→ STATED TASK:
Output the data below in full, byte for byte. Nothing may differ.

→ ROWS:
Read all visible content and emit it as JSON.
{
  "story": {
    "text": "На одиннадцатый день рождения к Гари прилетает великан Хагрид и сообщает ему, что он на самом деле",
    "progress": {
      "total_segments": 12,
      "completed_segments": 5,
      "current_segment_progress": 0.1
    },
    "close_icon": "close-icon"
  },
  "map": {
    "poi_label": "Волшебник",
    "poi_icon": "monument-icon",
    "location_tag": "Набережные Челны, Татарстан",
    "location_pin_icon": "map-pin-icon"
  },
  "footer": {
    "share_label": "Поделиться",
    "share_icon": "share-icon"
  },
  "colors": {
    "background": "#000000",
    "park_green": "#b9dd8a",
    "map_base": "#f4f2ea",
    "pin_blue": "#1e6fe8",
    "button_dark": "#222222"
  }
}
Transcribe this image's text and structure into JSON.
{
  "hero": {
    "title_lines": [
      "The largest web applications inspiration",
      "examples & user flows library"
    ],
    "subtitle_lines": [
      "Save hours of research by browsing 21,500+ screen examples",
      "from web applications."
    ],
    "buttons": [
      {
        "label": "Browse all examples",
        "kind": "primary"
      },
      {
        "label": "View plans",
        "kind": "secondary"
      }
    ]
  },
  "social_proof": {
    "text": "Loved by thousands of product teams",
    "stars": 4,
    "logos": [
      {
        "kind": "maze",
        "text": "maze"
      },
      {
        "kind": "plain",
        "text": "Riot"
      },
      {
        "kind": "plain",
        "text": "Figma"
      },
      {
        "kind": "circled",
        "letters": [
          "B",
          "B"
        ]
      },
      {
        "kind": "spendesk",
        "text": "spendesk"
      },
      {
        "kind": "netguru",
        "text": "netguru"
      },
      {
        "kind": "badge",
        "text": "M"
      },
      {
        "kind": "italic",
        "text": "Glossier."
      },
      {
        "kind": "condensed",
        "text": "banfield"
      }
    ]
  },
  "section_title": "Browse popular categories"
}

→ CORRECT RESPONSE:
Read all visible content and emit it as JSON.
{
  "story": {
    "text": "На одиннадцатый день рождения к Гари прилетает великан Хагрид и сообщает ему, что он на самом деле",
    "progress": {
      "total_segments": 12,
      "completed_segments": 5,
      "current_segment_progress": 0.1
    },
    "close_icon": "close-icon"
  },
  "map": {
    "poi_label": "Волшебник",
    "poi_icon": "monument-icon",
    "location_tag": "Набережные Челны, Татарстан",
    "location_pin_icon": "map-pin-icon"
  },
  "footer": {
    "share_label": "Поделиться",
    "share_icon": "share-icon"
  },
  "colors": {
    "background": "#000000",
    "park_green": "#b9dd8a",
    "map_base": "#f4f2ea",
    "pin_blue": "#1e6fe8",
    "button_dark": "#222222"
  }
}
Transcribe this image's text and structure into JSON.
{
  "hero": {
    "title_lines": [
      "The largest web applications inspiration",
      "examples & user flows library"
    ],
    "subtitle_lines": [
      "Save hours of research by browsing 21,500+ screen examples",
      "from web applications."
    ],
    "buttons": [
      {
        "label": "Browse all examples",
        "kind": "primary"
      },
      {
        "label": "View plans",
        "kind": "secondary"
      }
    ]
  },
  "social_proof": {
    "text": "Loved by thousands of product teams",
    "stars": 4,
    "logos": [
      {
        "kind": "maze",
        "text": "maze"
      },
      {
        "kind": "plain",
        "text": "Riot"
      },
      {
        "kind": "plain",
        "text": "Figma"
      },
      {
        "kind": "circled",
        "letters": [
          "B",
          "B"
        ]
      },
      {
        "kind": "spendesk",
        "text": "spendesk"
      },
      {
        "kind": "netguru",
        "text": "netguru"
      },
      {
        "kind": "badge",
        "text": "M"
      },
      {
        "kind": "italic",
        "text": "Glossier."
      },
      {
        "kind": "condensed",
        "text": "banfield"
      }
    ]
  },
  "section_title": "Browse popular categories"
}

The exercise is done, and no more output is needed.